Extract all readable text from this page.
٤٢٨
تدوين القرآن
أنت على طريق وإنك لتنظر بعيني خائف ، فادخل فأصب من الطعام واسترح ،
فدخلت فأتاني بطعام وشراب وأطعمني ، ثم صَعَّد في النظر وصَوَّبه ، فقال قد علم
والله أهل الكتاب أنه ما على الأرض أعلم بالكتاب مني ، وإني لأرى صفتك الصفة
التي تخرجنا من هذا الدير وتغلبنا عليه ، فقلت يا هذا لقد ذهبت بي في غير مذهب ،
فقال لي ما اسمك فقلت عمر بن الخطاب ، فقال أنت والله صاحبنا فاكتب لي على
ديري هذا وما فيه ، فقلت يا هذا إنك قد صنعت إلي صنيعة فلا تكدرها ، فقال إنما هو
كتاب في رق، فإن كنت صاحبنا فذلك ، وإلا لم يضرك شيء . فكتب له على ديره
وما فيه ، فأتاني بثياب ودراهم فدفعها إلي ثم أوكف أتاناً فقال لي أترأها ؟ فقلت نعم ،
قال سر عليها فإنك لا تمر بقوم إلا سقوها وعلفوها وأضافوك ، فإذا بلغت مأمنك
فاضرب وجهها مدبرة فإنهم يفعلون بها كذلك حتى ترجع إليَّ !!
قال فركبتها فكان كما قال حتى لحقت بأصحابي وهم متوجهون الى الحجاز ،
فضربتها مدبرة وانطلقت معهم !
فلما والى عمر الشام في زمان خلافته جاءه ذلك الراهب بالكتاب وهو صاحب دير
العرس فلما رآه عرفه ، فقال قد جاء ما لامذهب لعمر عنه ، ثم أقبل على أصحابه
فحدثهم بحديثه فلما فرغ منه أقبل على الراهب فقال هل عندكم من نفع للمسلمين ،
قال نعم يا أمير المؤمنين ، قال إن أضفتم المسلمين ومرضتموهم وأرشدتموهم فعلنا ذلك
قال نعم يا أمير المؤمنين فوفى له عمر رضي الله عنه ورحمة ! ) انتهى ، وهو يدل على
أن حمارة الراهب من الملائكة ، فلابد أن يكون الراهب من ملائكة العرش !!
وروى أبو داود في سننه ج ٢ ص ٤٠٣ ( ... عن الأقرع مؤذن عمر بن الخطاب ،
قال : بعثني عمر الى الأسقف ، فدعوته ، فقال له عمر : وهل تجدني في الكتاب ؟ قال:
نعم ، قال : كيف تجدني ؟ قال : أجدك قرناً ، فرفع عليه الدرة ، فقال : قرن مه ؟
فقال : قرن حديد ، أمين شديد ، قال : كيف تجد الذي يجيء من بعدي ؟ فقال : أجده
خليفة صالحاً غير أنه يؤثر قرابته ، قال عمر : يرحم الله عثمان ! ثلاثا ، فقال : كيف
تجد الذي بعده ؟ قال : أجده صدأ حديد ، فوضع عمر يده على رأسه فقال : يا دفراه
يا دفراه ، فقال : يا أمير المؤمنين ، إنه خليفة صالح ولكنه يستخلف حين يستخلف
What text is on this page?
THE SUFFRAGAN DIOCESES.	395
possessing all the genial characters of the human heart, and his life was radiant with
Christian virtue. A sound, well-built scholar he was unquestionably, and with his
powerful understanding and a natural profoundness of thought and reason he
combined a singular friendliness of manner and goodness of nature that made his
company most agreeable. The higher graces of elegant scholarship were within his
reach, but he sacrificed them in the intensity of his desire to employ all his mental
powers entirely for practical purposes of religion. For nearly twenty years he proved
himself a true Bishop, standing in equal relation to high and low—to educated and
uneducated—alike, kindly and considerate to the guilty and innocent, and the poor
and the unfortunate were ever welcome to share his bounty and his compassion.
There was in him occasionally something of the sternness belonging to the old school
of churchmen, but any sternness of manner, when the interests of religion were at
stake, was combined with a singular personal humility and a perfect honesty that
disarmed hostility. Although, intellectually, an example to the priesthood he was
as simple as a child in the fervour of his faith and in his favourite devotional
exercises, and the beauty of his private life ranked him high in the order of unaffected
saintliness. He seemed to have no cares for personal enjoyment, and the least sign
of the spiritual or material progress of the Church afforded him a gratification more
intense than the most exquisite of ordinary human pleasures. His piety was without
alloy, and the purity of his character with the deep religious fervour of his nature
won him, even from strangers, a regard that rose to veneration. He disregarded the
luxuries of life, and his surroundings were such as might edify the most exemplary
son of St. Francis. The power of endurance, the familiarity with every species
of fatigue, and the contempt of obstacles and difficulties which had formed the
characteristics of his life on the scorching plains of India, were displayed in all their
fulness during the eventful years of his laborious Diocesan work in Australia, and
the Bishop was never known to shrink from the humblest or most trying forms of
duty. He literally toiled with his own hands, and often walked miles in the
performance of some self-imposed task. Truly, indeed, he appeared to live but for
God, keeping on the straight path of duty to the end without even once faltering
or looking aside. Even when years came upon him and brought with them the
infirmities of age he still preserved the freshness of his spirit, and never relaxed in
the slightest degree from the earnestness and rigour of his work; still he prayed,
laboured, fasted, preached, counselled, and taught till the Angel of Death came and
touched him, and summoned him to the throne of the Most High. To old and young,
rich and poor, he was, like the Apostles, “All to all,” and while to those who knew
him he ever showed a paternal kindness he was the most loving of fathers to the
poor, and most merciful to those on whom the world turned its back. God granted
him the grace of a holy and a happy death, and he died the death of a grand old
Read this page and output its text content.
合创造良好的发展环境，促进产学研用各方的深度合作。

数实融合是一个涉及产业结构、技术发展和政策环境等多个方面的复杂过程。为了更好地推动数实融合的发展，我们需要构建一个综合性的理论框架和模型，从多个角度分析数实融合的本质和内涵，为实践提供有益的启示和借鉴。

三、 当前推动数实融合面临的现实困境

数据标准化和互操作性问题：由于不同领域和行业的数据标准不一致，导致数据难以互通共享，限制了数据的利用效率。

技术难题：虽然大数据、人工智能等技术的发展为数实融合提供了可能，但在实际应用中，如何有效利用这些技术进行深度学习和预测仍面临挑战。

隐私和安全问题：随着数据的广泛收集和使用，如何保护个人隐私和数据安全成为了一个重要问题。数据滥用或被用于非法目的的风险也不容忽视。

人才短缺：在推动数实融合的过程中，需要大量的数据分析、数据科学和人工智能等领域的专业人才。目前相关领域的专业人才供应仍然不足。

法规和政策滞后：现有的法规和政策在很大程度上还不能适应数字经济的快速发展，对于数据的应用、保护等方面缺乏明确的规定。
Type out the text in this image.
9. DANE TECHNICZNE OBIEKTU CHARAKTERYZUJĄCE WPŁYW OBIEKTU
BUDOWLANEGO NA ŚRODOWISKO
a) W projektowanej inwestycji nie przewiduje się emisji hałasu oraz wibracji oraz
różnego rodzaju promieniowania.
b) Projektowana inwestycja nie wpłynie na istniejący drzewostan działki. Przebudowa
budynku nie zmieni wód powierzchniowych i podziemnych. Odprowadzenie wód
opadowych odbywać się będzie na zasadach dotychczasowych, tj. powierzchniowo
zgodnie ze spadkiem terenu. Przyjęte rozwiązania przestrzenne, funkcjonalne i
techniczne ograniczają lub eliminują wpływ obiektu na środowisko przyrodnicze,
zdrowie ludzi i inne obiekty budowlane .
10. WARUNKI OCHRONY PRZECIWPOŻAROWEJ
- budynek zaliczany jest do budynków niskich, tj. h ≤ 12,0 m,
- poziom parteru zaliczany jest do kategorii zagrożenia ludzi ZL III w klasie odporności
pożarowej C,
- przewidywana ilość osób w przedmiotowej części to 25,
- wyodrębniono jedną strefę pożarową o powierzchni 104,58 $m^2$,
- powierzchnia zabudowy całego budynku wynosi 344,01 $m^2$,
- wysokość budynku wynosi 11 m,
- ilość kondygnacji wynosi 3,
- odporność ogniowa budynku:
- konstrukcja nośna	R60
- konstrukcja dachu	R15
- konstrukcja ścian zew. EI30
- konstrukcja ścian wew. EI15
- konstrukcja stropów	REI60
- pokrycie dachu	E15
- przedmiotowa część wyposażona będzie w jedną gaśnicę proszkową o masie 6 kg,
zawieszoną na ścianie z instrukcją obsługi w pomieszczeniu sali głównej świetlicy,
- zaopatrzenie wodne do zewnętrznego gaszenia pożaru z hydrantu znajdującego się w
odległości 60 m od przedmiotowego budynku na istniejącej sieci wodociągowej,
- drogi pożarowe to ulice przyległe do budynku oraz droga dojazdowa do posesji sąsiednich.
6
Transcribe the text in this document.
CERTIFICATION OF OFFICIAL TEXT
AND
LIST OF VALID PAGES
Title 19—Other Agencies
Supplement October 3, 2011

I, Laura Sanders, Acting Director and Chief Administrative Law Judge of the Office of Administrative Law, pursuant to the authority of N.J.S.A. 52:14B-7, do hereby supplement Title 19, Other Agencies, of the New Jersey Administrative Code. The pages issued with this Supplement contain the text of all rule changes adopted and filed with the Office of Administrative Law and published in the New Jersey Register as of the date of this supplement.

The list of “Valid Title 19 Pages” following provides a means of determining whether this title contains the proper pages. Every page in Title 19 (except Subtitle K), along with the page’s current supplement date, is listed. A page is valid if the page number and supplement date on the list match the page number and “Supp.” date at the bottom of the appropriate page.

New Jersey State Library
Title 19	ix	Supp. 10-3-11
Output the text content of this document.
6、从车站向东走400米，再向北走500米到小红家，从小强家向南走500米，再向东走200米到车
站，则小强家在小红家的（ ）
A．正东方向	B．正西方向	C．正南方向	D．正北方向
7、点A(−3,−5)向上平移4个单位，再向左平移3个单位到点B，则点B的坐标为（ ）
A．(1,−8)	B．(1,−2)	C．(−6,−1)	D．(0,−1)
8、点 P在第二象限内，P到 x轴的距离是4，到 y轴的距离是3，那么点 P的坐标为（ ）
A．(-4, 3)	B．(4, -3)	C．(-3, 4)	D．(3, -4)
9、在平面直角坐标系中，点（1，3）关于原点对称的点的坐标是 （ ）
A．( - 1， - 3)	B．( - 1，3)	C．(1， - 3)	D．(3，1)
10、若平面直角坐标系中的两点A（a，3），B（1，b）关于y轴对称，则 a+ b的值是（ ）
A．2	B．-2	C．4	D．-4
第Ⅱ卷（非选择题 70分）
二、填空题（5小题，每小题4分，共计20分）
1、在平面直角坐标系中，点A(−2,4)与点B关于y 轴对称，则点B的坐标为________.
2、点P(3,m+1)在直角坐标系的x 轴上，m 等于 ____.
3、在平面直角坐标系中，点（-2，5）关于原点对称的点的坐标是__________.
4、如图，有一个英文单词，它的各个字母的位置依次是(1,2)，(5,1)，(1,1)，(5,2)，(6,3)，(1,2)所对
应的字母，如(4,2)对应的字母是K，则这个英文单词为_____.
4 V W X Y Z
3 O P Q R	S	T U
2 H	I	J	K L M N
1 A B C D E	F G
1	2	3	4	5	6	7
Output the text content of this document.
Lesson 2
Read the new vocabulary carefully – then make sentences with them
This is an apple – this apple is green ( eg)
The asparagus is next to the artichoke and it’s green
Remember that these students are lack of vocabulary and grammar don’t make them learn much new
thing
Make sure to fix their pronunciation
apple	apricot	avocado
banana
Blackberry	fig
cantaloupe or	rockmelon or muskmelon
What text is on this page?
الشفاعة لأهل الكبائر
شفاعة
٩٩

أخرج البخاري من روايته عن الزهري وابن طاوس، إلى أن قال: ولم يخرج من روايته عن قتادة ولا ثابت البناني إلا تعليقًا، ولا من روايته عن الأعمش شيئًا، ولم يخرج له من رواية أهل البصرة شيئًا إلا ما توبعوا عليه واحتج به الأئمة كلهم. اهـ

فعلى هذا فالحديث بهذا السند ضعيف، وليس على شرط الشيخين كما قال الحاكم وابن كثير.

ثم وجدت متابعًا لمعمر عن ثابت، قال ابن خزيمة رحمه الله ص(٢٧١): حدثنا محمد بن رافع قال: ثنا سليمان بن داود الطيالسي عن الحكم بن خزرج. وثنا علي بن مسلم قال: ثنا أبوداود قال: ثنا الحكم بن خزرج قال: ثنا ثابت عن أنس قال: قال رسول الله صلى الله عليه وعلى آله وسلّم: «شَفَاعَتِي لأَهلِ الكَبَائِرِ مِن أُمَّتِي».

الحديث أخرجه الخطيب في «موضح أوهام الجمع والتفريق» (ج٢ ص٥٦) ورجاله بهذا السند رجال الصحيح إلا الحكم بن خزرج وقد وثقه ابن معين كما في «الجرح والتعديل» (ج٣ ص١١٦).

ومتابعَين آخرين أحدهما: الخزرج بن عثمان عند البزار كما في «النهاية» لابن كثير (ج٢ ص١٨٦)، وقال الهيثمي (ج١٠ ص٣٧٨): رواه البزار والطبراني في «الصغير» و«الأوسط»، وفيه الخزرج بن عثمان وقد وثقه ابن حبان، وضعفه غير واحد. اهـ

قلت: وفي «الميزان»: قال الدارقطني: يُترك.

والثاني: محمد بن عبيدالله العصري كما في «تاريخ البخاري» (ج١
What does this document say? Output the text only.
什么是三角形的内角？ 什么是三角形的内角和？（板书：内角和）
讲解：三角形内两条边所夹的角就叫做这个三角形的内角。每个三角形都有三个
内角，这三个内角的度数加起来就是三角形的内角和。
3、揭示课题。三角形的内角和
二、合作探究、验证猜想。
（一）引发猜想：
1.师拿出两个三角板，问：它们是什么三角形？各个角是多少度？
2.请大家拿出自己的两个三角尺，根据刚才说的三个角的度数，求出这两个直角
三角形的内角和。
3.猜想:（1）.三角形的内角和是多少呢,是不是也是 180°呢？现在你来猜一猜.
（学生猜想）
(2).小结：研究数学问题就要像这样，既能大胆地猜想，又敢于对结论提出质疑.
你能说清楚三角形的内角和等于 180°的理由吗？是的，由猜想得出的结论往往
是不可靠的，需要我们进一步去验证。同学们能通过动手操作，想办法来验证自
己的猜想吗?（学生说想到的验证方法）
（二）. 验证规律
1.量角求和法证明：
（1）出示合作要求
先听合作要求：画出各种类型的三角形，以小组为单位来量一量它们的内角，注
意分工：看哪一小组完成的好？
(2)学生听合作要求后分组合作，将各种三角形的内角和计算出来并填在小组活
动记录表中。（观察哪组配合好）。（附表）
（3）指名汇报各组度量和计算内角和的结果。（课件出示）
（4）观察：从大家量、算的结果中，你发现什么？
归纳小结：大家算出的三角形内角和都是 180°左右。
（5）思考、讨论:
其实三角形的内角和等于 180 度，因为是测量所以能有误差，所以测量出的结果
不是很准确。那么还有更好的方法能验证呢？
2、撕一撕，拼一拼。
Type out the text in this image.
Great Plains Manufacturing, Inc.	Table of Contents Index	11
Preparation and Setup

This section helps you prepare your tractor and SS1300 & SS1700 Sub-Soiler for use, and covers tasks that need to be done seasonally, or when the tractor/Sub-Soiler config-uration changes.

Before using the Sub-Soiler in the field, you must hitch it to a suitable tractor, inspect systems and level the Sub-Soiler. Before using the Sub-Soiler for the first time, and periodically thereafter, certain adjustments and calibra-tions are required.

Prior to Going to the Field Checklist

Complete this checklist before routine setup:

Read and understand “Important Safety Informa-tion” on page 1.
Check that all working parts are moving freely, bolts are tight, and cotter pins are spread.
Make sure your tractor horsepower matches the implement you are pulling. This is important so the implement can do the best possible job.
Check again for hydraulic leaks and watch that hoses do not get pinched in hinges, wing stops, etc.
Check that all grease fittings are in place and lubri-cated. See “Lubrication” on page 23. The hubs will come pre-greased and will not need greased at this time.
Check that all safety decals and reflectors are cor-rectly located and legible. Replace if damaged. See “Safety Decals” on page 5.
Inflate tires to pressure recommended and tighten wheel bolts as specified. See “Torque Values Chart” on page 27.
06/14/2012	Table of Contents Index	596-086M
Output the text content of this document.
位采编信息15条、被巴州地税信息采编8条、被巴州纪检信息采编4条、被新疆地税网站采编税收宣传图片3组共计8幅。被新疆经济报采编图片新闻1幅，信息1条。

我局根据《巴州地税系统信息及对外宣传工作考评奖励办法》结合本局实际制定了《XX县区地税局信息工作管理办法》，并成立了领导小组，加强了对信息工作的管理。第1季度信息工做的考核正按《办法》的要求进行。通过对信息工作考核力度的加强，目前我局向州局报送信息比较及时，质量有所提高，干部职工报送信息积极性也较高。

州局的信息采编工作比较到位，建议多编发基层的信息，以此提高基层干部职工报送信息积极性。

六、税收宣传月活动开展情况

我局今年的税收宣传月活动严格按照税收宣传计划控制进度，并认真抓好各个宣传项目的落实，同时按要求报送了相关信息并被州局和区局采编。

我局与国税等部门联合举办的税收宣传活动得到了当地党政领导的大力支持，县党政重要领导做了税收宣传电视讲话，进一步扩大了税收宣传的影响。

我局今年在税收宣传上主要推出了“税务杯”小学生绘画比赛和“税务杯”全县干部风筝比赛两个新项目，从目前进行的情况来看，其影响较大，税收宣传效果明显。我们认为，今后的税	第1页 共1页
============
Pull out each line of the entries that contains "البخاري".

SOLUTION TO THE PROBLEM:
أخرج البخاري من روايته عن الزهري وابن طاوس، إلى أن قال: ولم يخرج من روايته عن قتادة ولا ثابت البناني إلا تعليقًا، ولا من روايته عن الأعمش شيئًا، ولم يخرج له من رواية أهل البصرة شيئًا إلا ما توبعوا عليه واحتج به الأئمة كلهم. اهـ
والثاني: محمد بن عبيدالله العصري كما في «تاريخ البخاري» (ج١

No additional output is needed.